Речкою, морем ли бурным — плыл, куда я хотел.

Как же могу я быть не у дел,

Вместо полета — на брюхе ползти?

Я — императорской власти должен свой меч поднести?

Разве

иного нету пути?

Жирным сановником должен я стать,

Чтобы в парадной одежде голову низко склонять?

(Перевод А. Штейнберга)

Нгуен Зу, по-видимому, сочувствовал духу свободолюбия и справедливости, которым были овеяны народные восстания. Но он находился в плену господствовавших в те времена воззрений, согласно которым восстание против законной феодальной власти считалось преступлением, наказуемым смертью. Отсюда — противоречие между непосредственной авторской оценкой, сказавшейся в изображении Ты Хая, и декларативными замечаниями, как бы накладываемыми на поэму извне.

====

* [Проверьте себя]
- 1) Ответьте по отрывку:
(а) Чей перевод стихов приведен в отрывке?
(б) Чему, по-видимому, сочувствовал Нгуен Зу?
(в) Чем считалось восстание против законной феодальной власти согласно господствовавшим тогда воззрениям?
- 2) Замените в отрывке «меч» на «щит» и приведите заново часть от слов «Речкою, морем ли» до слов «иного нету пути?».

Данные анализа разметки документа
====

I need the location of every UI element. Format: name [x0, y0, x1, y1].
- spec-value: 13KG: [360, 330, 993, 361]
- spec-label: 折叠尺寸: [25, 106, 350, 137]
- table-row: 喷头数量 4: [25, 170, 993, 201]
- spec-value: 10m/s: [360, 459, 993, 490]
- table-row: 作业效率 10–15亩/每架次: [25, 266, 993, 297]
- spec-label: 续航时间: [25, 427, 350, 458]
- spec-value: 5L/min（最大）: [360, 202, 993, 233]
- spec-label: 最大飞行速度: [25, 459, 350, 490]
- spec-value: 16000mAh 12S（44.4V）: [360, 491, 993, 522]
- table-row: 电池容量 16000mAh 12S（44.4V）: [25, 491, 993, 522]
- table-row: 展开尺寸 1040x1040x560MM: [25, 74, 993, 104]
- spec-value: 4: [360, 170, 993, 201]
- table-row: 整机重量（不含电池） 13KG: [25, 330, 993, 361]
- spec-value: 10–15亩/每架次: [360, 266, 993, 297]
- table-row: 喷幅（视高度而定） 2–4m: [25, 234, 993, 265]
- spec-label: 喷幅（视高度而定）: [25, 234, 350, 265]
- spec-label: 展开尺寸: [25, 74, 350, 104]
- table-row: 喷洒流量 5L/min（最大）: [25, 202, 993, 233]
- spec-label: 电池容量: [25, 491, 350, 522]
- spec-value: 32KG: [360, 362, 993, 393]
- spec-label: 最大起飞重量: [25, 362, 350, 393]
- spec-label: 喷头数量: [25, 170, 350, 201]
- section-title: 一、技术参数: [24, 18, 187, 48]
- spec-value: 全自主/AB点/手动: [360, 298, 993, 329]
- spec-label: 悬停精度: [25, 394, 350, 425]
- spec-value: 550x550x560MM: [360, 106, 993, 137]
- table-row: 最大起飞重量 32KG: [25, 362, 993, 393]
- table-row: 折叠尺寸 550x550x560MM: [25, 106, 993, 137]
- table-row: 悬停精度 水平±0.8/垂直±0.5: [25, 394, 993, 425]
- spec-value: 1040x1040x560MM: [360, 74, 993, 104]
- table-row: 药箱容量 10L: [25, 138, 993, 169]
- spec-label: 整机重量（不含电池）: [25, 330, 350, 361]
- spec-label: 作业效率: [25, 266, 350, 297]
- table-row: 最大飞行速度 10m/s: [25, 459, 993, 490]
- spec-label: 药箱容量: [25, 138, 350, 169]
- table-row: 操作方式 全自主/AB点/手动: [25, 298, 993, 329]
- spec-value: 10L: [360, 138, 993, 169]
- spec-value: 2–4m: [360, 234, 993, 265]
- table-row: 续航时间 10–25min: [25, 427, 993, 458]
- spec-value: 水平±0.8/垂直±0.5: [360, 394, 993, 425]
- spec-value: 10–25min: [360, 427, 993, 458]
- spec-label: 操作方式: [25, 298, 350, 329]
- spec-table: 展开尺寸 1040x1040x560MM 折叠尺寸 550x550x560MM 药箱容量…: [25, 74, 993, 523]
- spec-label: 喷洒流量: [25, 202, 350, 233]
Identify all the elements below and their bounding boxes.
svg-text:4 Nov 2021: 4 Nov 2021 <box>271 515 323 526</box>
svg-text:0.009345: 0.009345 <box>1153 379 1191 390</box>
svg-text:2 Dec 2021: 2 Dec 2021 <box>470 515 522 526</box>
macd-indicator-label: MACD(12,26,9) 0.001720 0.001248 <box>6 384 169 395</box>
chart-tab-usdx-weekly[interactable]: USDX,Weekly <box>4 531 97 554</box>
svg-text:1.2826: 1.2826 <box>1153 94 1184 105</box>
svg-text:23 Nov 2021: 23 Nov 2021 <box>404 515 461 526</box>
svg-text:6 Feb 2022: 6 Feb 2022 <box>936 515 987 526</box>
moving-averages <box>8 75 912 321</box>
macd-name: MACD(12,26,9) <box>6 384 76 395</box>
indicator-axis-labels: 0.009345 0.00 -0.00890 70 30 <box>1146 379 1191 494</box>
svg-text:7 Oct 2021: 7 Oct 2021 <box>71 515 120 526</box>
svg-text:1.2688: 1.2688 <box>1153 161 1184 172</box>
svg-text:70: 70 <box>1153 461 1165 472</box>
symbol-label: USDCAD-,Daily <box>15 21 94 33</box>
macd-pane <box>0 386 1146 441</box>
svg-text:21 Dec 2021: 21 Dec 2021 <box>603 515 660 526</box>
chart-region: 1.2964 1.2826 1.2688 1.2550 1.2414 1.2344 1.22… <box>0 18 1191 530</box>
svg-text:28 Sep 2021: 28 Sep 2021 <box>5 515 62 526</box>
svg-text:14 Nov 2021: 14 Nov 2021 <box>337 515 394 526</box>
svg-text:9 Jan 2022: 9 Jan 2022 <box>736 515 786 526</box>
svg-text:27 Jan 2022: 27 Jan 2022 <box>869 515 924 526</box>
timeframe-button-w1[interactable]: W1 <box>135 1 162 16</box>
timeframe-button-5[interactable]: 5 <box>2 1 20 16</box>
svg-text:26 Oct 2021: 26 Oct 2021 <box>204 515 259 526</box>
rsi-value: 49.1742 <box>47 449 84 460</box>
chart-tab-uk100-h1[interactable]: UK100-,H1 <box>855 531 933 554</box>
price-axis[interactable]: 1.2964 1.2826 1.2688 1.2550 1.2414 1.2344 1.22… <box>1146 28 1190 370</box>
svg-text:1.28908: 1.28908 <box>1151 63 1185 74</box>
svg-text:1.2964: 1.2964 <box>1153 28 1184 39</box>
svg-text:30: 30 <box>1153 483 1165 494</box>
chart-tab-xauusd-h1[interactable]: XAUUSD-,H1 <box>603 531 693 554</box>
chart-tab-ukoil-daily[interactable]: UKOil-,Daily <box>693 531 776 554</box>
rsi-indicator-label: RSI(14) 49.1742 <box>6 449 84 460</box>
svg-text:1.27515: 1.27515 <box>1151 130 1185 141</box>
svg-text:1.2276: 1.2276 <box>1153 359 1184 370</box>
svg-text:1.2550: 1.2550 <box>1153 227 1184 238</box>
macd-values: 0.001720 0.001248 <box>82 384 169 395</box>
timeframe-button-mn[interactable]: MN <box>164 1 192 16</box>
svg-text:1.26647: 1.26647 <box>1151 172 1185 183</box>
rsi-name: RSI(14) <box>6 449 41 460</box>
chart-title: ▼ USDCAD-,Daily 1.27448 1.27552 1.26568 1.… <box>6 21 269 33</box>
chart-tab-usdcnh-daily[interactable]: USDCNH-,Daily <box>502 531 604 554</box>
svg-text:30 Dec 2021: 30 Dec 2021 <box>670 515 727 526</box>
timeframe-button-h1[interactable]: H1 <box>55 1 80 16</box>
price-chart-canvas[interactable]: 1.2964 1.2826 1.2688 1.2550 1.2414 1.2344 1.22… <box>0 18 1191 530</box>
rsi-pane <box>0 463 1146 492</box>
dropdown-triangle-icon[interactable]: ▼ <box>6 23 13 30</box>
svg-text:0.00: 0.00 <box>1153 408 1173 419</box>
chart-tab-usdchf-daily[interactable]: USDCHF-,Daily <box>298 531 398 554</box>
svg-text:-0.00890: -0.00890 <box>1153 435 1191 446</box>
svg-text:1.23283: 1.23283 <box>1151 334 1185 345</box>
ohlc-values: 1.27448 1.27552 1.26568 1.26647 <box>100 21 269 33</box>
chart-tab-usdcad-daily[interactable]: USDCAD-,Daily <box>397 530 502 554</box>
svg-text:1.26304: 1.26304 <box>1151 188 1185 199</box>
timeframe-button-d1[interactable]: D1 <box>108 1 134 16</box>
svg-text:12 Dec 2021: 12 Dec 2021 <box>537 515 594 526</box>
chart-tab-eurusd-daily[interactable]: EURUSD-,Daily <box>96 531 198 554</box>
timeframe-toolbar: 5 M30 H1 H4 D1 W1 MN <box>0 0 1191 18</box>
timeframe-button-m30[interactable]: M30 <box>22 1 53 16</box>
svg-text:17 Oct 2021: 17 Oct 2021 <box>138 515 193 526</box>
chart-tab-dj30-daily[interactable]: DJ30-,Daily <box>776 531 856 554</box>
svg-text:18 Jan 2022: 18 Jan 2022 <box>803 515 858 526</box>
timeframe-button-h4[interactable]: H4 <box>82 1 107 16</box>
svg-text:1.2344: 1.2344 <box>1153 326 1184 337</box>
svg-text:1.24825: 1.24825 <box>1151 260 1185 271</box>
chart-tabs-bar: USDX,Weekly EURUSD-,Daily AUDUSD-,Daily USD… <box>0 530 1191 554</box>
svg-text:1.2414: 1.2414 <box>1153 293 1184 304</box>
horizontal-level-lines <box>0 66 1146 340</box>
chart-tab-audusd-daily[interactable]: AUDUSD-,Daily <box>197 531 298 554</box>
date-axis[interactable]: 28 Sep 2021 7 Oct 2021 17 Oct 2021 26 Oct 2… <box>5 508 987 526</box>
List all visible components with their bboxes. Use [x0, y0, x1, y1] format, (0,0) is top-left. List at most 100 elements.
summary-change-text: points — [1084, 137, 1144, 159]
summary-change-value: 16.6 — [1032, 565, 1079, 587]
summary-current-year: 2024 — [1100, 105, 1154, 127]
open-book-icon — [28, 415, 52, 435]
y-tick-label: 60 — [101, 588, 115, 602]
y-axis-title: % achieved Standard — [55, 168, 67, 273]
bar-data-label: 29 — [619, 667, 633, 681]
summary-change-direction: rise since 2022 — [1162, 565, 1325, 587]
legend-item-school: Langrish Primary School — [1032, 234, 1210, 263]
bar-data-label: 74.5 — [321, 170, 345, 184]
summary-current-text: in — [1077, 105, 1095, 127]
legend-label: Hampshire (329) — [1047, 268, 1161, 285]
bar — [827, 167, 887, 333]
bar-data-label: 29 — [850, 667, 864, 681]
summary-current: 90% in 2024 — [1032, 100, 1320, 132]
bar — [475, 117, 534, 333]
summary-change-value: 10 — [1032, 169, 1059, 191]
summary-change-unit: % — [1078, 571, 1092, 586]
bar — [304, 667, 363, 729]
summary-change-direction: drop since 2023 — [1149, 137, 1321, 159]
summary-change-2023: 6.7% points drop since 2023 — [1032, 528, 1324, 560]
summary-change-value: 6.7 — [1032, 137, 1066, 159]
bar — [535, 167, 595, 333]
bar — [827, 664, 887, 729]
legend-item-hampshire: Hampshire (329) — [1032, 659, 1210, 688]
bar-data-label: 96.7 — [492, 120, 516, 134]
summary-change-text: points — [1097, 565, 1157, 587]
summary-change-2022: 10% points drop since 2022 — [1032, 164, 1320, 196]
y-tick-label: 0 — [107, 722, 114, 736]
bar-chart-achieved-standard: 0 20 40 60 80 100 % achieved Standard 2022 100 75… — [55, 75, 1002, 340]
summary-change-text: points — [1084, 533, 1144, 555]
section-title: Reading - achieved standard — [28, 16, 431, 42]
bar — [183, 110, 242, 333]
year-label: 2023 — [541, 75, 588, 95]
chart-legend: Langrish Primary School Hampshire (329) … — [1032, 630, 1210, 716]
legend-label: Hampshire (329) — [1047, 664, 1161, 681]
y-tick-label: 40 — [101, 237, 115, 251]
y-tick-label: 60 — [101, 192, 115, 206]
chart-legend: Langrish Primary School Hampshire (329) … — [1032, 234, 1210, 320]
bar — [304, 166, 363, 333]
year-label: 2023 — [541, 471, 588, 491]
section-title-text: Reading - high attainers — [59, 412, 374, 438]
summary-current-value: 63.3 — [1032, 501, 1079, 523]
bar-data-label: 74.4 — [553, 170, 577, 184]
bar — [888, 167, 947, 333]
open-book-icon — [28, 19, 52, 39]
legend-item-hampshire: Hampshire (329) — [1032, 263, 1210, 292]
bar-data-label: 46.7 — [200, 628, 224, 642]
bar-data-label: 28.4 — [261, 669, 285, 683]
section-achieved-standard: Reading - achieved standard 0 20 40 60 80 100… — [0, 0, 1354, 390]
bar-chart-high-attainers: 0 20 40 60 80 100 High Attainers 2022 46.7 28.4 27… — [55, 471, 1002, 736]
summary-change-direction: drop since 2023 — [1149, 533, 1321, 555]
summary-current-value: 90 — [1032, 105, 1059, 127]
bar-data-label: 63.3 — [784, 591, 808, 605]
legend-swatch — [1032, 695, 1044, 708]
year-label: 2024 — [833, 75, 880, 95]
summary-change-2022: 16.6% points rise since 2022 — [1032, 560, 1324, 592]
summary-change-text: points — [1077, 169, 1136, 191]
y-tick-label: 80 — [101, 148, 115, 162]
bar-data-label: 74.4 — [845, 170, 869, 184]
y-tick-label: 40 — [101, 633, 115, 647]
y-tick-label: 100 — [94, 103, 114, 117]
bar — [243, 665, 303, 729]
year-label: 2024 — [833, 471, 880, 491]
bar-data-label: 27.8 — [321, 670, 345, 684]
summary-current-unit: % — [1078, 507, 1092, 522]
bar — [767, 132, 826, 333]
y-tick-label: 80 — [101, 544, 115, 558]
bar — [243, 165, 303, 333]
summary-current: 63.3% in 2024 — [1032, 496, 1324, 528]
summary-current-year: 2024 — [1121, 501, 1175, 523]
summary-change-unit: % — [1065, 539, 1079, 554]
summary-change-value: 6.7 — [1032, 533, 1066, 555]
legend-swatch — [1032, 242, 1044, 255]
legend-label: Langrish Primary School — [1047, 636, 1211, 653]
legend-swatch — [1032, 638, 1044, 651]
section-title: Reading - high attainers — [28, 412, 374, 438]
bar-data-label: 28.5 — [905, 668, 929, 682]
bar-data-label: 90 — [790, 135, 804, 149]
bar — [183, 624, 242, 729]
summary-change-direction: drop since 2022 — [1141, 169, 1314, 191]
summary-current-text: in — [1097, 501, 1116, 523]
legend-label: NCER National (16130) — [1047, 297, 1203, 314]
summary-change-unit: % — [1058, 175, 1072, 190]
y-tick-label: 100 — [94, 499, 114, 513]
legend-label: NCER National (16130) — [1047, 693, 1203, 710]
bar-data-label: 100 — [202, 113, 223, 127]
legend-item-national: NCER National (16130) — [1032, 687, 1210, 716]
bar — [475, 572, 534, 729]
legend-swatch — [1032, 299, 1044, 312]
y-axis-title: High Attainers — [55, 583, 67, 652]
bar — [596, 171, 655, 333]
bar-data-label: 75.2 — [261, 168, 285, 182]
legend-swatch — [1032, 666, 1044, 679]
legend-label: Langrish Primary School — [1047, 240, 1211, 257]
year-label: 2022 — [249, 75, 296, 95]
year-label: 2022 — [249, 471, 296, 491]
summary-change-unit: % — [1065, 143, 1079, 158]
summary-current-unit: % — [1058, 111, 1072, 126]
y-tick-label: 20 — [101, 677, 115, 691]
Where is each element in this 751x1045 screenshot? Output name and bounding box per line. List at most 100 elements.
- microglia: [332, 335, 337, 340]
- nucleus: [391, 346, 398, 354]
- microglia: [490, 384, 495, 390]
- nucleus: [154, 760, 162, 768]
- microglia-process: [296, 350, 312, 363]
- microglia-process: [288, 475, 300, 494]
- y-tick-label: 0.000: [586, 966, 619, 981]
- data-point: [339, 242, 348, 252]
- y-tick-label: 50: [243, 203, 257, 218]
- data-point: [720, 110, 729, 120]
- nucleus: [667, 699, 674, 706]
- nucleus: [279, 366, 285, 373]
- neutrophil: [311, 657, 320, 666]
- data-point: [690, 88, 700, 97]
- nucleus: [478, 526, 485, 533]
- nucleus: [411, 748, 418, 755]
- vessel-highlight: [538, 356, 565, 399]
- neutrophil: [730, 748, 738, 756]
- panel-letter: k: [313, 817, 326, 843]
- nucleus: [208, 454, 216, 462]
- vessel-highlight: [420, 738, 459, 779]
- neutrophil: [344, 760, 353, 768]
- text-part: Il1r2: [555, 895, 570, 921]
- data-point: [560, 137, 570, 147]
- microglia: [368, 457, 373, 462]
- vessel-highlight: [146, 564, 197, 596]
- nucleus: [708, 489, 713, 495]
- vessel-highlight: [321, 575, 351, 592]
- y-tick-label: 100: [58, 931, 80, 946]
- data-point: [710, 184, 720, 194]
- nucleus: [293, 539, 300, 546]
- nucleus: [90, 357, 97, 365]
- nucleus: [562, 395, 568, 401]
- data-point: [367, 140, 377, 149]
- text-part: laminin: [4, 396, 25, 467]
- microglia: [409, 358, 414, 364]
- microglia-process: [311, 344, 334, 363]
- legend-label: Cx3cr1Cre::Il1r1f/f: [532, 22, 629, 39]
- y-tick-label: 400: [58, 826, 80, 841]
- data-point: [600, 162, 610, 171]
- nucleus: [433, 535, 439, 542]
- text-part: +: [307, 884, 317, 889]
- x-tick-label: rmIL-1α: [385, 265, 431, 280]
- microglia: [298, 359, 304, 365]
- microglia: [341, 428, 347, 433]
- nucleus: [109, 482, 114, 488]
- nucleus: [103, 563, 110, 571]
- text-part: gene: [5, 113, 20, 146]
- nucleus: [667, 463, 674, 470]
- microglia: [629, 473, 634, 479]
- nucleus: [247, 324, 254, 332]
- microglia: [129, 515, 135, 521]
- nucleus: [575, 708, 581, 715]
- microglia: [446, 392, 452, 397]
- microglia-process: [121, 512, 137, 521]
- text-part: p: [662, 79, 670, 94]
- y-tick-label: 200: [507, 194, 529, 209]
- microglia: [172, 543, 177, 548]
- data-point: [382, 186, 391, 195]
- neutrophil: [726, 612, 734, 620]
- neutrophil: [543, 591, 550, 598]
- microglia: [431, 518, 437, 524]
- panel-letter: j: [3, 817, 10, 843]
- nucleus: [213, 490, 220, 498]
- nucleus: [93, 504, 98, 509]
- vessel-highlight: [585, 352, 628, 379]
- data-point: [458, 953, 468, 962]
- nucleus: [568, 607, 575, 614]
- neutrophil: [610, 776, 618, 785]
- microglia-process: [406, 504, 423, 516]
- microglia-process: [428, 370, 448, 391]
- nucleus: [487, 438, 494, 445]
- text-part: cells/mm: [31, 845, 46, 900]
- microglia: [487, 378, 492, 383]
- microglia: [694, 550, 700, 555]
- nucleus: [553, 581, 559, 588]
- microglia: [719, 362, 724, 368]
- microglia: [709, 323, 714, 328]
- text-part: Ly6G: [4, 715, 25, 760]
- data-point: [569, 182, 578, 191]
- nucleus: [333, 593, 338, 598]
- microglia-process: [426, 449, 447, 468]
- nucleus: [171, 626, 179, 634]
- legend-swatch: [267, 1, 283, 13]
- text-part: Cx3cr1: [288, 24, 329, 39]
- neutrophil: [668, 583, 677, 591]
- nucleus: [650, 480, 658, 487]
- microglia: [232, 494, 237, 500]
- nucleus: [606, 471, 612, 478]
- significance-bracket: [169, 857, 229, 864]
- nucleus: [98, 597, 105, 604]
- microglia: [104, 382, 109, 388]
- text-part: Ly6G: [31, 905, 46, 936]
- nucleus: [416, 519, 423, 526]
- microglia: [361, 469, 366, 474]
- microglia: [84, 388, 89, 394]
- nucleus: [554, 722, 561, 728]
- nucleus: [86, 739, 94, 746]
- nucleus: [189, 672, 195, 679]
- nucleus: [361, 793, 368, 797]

====

* [Ответы]
- 1)
(а) Перевод А. Штейнберга.
(б) Духу свободолюбия и справедливости, которым были овеяны народные восстания.
(в) Преступлением, наказуемым смертью.

- 2)
Речкою, морем ли бурным — плыл, куда я хотел.

Как же могу я быть не у дел,

Вместо полета — на брюхе ползти?

Я — императорской власти должен свой щит поднести?

Разве

иного нету пути?